**Stated exercise**
Nothing in the data should change when you return it, but leave the pictures out.
%%
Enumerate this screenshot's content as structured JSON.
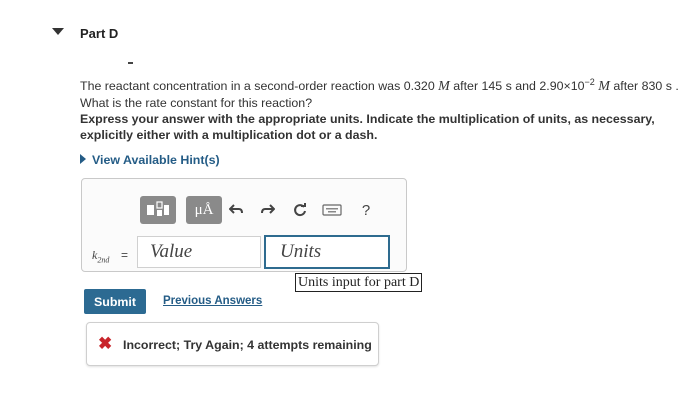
{
  "part": {
    "title": "Part D"
  },
  "question": {
    "text_1": "The reactant concentration in a second-order reaction was 0.320 ",
    "unit_M": "M",
    "text_2": " after 145 s and 2.90×10",
    "exponent": "−2",
    "text_3": " after 830 s . What is the rate constant for this reaction?"
  },
  "instruction": "Express your answer with the appropriate units. Indicate the multiplication of units, as necessary, explicitly either with a multiplication dot or a dash.",
  "hint": {
    "label": "View Available Hint(s)"
  },
  "toolbar": {
    "mu_label": "μÅ",
    "help_label": "?"
  },
  "answer": {
    "variable": "k",
    "variable_sub": "2nd",
    "equals": "=",
    "value_placeholder": "Value",
    "units_placeholder": "Units",
    "units_tooltip": "Units input for part D"
  },
  "actions": {
    "submit_label": "Submit",
    "previous_answers_label": "Previous Answers"
  },
  "feedback": {
    "icon": "✖",
    "message": "Incorrect; Try Again; 4 attempts remaining"
  },
  "colors": {
    "accent": "#2c6a92",
    "link": "#245c86",
    "error": "#c8242a"
  }
}
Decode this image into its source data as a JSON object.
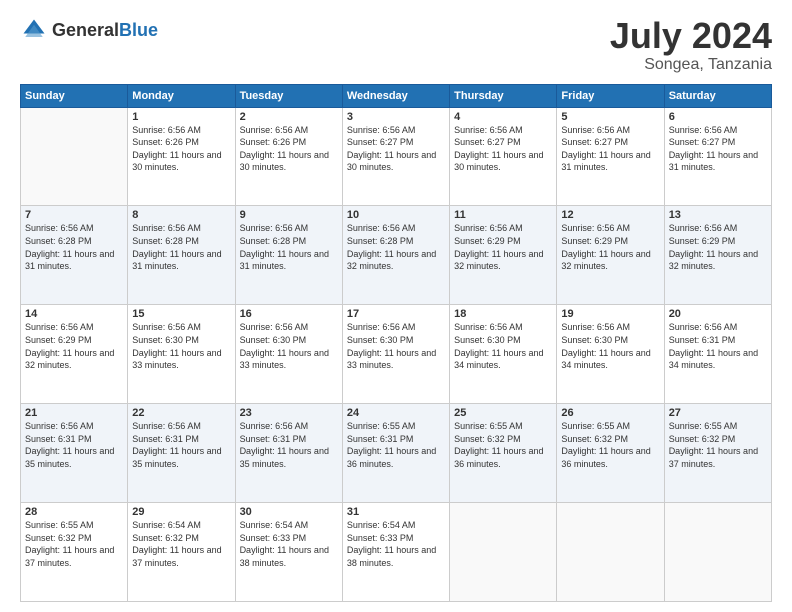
{
  "logo": {
    "general": "General",
    "blue": "Blue"
  },
  "header": {
    "month": "July 2024",
    "location": "Songea, Tanzania"
  },
  "weekdays": [
    "Sunday",
    "Monday",
    "Tuesday",
    "Wednesday",
    "Thursday",
    "Friday",
    "Saturday"
  ],
  "rows": [
    [
      {
        "day": "",
        "sunrise": "",
        "sunset": "",
        "daylight": ""
      },
      {
        "day": "1",
        "sunrise": "Sunrise: 6:56 AM",
        "sunset": "Sunset: 6:26 PM",
        "daylight": "Daylight: 11 hours and 30 minutes."
      },
      {
        "day": "2",
        "sunrise": "Sunrise: 6:56 AM",
        "sunset": "Sunset: 6:26 PM",
        "daylight": "Daylight: 11 hours and 30 minutes."
      },
      {
        "day": "3",
        "sunrise": "Sunrise: 6:56 AM",
        "sunset": "Sunset: 6:27 PM",
        "daylight": "Daylight: 11 hours and 30 minutes."
      },
      {
        "day": "4",
        "sunrise": "Sunrise: 6:56 AM",
        "sunset": "Sunset: 6:27 PM",
        "daylight": "Daylight: 11 hours and 30 minutes."
      },
      {
        "day": "5",
        "sunrise": "Sunrise: 6:56 AM",
        "sunset": "Sunset: 6:27 PM",
        "daylight": "Daylight: 11 hours and 31 minutes."
      },
      {
        "day": "6",
        "sunrise": "Sunrise: 6:56 AM",
        "sunset": "Sunset: 6:27 PM",
        "daylight": "Daylight: 11 hours and 31 minutes."
      }
    ],
    [
      {
        "day": "7",
        "sunrise": "Sunrise: 6:56 AM",
        "sunset": "Sunset: 6:28 PM",
        "daylight": "Daylight: 11 hours and 31 minutes."
      },
      {
        "day": "8",
        "sunrise": "Sunrise: 6:56 AM",
        "sunset": "Sunset: 6:28 PM",
        "daylight": "Daylight: 11 hours and 31 minutes."
      },
      {
        "day": "9",
        "sunrise": "Sunrise: 6:56 AM",
        "sunset": "Sunset: 6:28 PM",
        "daylight": "Daylight: 11 hours and 31 minutes."
      },
      {
        "day": "10",
        "sunrise": "Sunrise: 6:56 AM",
        "sunset": "Sunset: 6:28 PM",
        "daylight": "Daylight: 11 hours and 32 minutes."
      },
      {
        "day": "11",
        "sunrise": "Sunrise: 6:56 AM",
        "sunset": "Sunset: 6:29 PM",
        "daylight": "Daylight: 11 hours and 32 minutes."
      },
      {
        "day": "12",
        "sunrise": "Sunrise: 6:56 AM",
        "sunset": "Sunset: 6:29 PM",
        "daylight": "Daylight: 11 hours and 32 minutes."
      },
      {
        "day": "13",
        "sunrise": "Sunrise: 6:56 AM",
        "sunset": "Sunset: 6:29 PM",
        "daylight": "Daylight: 11 hours and 32 minutes."
      }
    ],
    [
      {
        "day": "14",
        "sunrise": "Sunrise: 6:56 AM",
        "sunset": "Sunset: 6:29 PM",
        "daylight": "Daylight: 11 hours and 32 minutes."
      },
      {
        "day": "15",
        "sunrise": "Sunrise: 6:56 AM",
        "sunset": "Sunset: 6:30 PM",
        "daylight": "Daylight: 11 hours and 33 minutes."
      },
      {
        "day": "16",
        "sunrise": "Sunrise: 6:56 AM",
        "sunset": "Sunset: 6:30 PM",
        "daylight": "Daylight: 11 hours and 33 minutes."
      },
      {
        "day": "17",
        "sunrise": "Sunrise: 6:56 AM",
        "sunset": "Sunset: 6:30 PM",
        "daylight": "Daylight: 11 hours and 33 minutes."
      },
      {
        "day": "18",
        "sunrise": "Sunrise: 6:56 AM",
        "sunset": "Sunset: 6:30 PM",
        "daylight": "Daylight: 11 hours and 34 minutes."
      },
      {
        "day": "19",
        "sunrise": "Sunrise: 6:56 AM",
        "sunset": "Sunset: 6:30 PM",
        "daylight": "Daylight: 11 hours and 34 minutes."
      },
      {
        "day": "20",
        "sunrise": "Sunrise: 6:56 AM",
        "sunset": "Sunset: 6:31 PM",
        "daylight": "Daylight: 11 hours and 34 minutes."
      }
    ],
    [
      {
        "day": "21",
        "sunrise": "Sunrise: 6:56 AM",
        "sunset": "Sunset: 6:31 PM",
        "daylight": "Daylight: 11 hours and 35 minutes."
      },
      {
        "day": "22",
        "sunrise": "Sunrise: 6:56 AM",
        "sunset": "Sunset: 6:31 PM",
        "daylight": "Daylight: 11 hours and 35 minutes."
      },
      {
        "day": "23",
        "sunrise": "Sunrise: 6:56 AM",
        "sunset": "Sunset: 6:31 PM",
        "daylight": "Daylight: 11 hours and 35 minutes."
      },
      {
        "day": "24",
        "sunrise": "Sunrise: 6:55 AM",
        "sunset": "Sunset: 6:31 PM",
        "daylight": "Daylight: 11 hours and 36 minutes."
      },
      {
        "day": "25",
        "sunrise": "Sunrise: 6:55 AM",
        "sunset": "Sunset: 6:32 PM",
        "daylight": "Daylight: 11 hours and 36 minutes."
      },
      {
        "day": "26",
        "sunrise": "Sunrise: 6:55 AM",
        "sunset": "Sunset: 6:32 PM",
        "daylight": "Daylight: 11 hours and 36 minutes."
      },
      {
        "day": "27",
        "sunrise": "Sunrise: 6:55 AM",
        "sunset": "Sunset: 6:32 PM",
        "daylight": "Daylight: 11 hours and 37 minutes."
      }
    ],
    [
      {
        "day": "28",
        "sunrise": "Sunrise: 6:55 AM",
        "sunset": "Sunset: 6:32 PM",
        "daylight": "Daylight: 11 hours and 37 minutes."
      },
      {
        "day": "29",
        "sunrise": "Sunrise: 6:54 AM",
        "sunset": "Sunset: 6:32 PM",
        "daylight": "Daylight: 11 hours and 37 minutes."
      },
      {
        "day": "30",
        "sunrise": "Sunrise: 6:54 AM",
        "sunset": "Sunset: 6:33 PM",
        "daylight": "Daylight: 11 hours and 38 minutes."
      },
      {
        "day": "31",
        "sunrise": "Sunrise: 6:54 AM",
        "sunset": "Sunset: 6:33 PM",
        "daylight": "Daylight: 11 hours and 38 minutes."
      },
      {
        "day": "",
        "sunrise": "",
        "sunset": "",
        "daylight": ""
      },
      {
        "day": "",
        "sunrise": "",
        "sunset": "",
        "daylight": ""
      },
      {
        "day": "",
        "sunrise": "",
        "sunset": "",
        "daylight": ""
      }
    ]
  ]
}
%%
**Reply**
Enumerate this screenshot's content as structured JSON.
{
  "part": {
    "title": "Part D"
  },
  "question": {
    "text_1": "The reactant concentration in a second-order reaction was 0.320 ",
    "unit_M": "M",
    "text_2": " after 145 s and 2.90×10",
    "exponent": "−2",
    "text_3": " after 830 s . What is the rate constant for this reaction?"
  },
  "instruction": "Express your answer with the appropriate units. Indicate the multiplication of units, as necessary, explicitly either with a multiplication dot or a dash.",
  "hint": {
    "label": "View Available Hint(s)"
  },
  "toolbar": {
    "mu_label": "μÅ",
    "help_label": "?"
  },
  "answer": {
    "variable": "k",
    "variable_sub": "2nd",
    "equals": "=",
    "value_placeholder": "Value",
    "units_placeholder": "Units",
    "units_tooltip": "Units input for part D"
  },
  "actions": {
    "submit_label": "Submit",
    "previous_answers_label": "Previous Answers"
  },
  "feedback": {
    "icon": "✖",
    "message": "Incorrect; Try Again; 4 attempts remaining"
  },
  "colors": {
    "accent": "#2c6a92",
    "link": "#245c86",
    "error": "#c8242a"
  }
}
Decode this image into its source data as a JSON object.
{
  "logo": {
    "general": "General",
    "blue": "Blue"
  },
  "header": {
    "month": "July 2024",
    "location": "Songea, Tanzania"
  },
  "weekdays": [
    "Sunday",
    "Monday",
    "Tuesday",
    "Wednesday",
    "Thursday",
    "Friday",
    "Saturday"
  ],
  "rows": [
    [
      {
        "day": "",
        "sunrise": "",
        "sunset": "",
        "daylight": ""
      },
      {
        "day": "1",
        "sunrise": "Sunrise: 6:56 AM",
        "sunset": "Sunset: 6:26 PM",
        "daylight": "Daylight: 11 hours and 30 minutes."
      },
      {
        "day": "2",
        "sunrise": "Sunrise: 6:56 AM",
        "sunset": "Sunset: 6:26 PM",
        "daylight": "Daylight: 11 hours and 30 minutes."
      },
      {
        "day": "3",
        "sunrise": "Sunrise: 6:56 AM",
        "sunset": "Sunset: 6:27 PM",
        "daylight": "Daylight: 11 hours and 30 minutes."
      },
      {
        "day": "4",
        "sunrise": "Sunrise: 6:56 AM",
        "sunset": "Sunset: 6:27 PM",
        "daylight": "Daylight: 11 hours and 30 minutes."
      },
      {
        "day": "5",
        "sunrise": "Sunrise: 6:56 AM",
        "sunset": "Sunset: 6:27 PM",
        "daylight": "Daylight: 11 hours and 31 minutes."
      },
      {
        "day": "6",
        "sunrise": "Sunrise: 6:56 AM",
        "sunset": "Sunset: 6:27 PM",
        "daylight": "Daylight: 11 hours and 31 minutes."
      }
    ],
    [
      {
        "day": "7",
        "sunrise": "Sunrise: 6:56 AM",
        "sunset": "Sunset: 6:28 PM",
        "daylight": "Daylight: 11 hours and 31 minutes."
      },
      {
        "day": "8",
        "sunrise": "Sunrise: 6:56 AM",
        "sunset": "Sunset: 6:28 PM",
        "daylight": "Daylight: 11 hours and 31 minutes."
      },
      {
        "day": "9",
        "sunrise": "Sunrise: 6:56 AM",
        "sunset": "Sunset: 6:28 PM",
        "daylight": "Daylight: 11 hours and 31 minutes."
      },
      {
        "day": "10",
        "sunrise": "Sunrise: 6:56 AM",
        "sunset": "Sunset: 6:28 PM",
        "daylight": "Daylight: 11 hours and 32 minutes."
      },
      {
        "day": "11",
        "sunrise": "Sunrise: 6:56 AM",
        "sunset": "Sunset: 6:29 PM",
        "daylight": "Daylight: 11 hours and 32 minutes."
      },
      {
        "day": "12",
        "sunrise": "Sunrise: 6:56 AM",
        "sunset": "Sunset: 6:29 PM",
        "daylight": "Daylight: 11 hours and 32 minutes."
      },
      {
        "day": "13",
        "sunrise": "Sunrise: 6:56 AM",
        "sunset": "Sunset: 6:29 PM",
        "daylight": "Daylight: 11 hours and 32 minutes."
      }
    ],
    [
      {
        "day": "14",
        "sunrise": "Sunrise: 6:56 AM",
        "sunset": "Sunset: 6:29 PM",
        "daylight": "Daylight: 11 hours and 32 minutes."
      },
      {
        "day": "15",
        "sunrise": "Sunrise: 6:56 AM",
        "sunset": "Sunset: 6:30 PM",
        "daylight": "Daylight: 11 hours and 33 minutes."
      },
      {
        "day": "16",
        "sunrise": "Sunrise: 6:56 AM",
        "sunset": "Sunset: 6:30 PM",
        "daylight": "Daylight: 11 hours and 33 minutes."
      },
      {
        "day": "17",
        "sunrise": "Sunrise: 6:56 AM",
        "sunset": "Sunset: 6:30 PM",
        "daylight": "Daylight: 11 hours and 33 minutes."
      },
      {
        "day": "18",
        "sunrise": "Sunrise: 6:56 AM",
        "sunset": "Sunset: 6:30 PM",
        "daylight": "Daylight: 11 hours and 34 minutes."
      },
      {
        "day": "19",
        "sunrise": "Sunrise: 6:56 AM",
        "sunset": "Sunset: 6:30 PM",
        "daylight": "Daylight: 11 hours and 34 minutes."
      },
      {
        "day": "20",
        "sunrise": "Sunrise: 6:56 AM",
        "sunset": "Sunset: 6:31 PM",
        "daylight": "Daylight: 11 hours and 34 minutes."
      }
    ],
    [
      {
        "day": "21",
        "sunrise": "Sunrise: 6:56 AM",
        "sunset": "Sunset: 6:31 PM",
        "daylight": "Daylight: 11 hours and 35 minutes."
      },
      {
        "day": "22",
        "sunrise": "Sunrise: 6:56 AM",
        "sunset": "Sunset: 6:31 PM",
        "daylight": "Daylight: 11 hours and 35 minutes."
      },
      {
        "day": "23",
        "sunrise": "Sunrise: 6:56 AM",
        "sunset": "Sunset: 6:31 PM",
        "daylight": "Daylight: 11 hours and 35 minutes."
      },
      {
        "day": "24",
        "sunrise": "Sunrise: 6:55 AM",
        "sunset": "Sunset: 6:31 PM",
        "daylight": "Daylight: 11 hours and 36 minutes."
      },
      {
        "day": "25",
        "sunrise": "Sunrise: 6:55 AM",
        "sunset": "Sunset: 6:32 PM",
        "daylight": "Daylight: 11 hours and 36 minutes."
      },
      {
        "day": "26",
        "sunrise": "Sunrise: 6:55 AM",
        "sunset": "Sunset: 6:32 PM",
        "daylight": "Daylight: 11 hours and 36 minutes."
      },
      {
        "day": "27",
        "sunrise": "Sunrise: 6:55 AM",
        "sunset": "Sunset: 6:32 PM",
        "daylight": "Daylight: 11 hours and 37 minutes."
      }
    ],
    [
      {
        "day": "28",
        "sunrise": "Sunrise: 6:55 AM",
        "sunset": "Sunset: 6:32 PM",
        "daylight": "Daylight: 11 hours and 37 minutes."
      },
      {
        "day": "29",
        "sunrise": "Sunrise: 6:54 AM",
        "sunset": "Sunset: 6:32 PM",
        "daylight": "Daylight: 11 hours and 37 minutes."
      },
      {
        "day": "30",
        "sunrise": "Sunrise: 6:54 AM",
        "sunset": "Sunset: 6:33 PM",
        "daylight": "Daylight: 11 hours and 38 minutes."
      },
      {
        "day": "31",
        "sunrise": "Sunrise: 6:54 AM",
        "sunset": "Sunset: 6:33 PM",
        "daylight": "Daylight: 11 hours and 38 minutes."
      },
      {
        "day": "",
        "sunrise": "",
        "sunset": "",
        "daylight": ""
      },
      {
        "day": "",
        "sunrise": "",
        "sunset": "",
        "daylight": ""
      },
      {
        "day": "",
        "sunrise": "",
        "sunset": "",
        "daylight": ""
      }
    ]
  ]
}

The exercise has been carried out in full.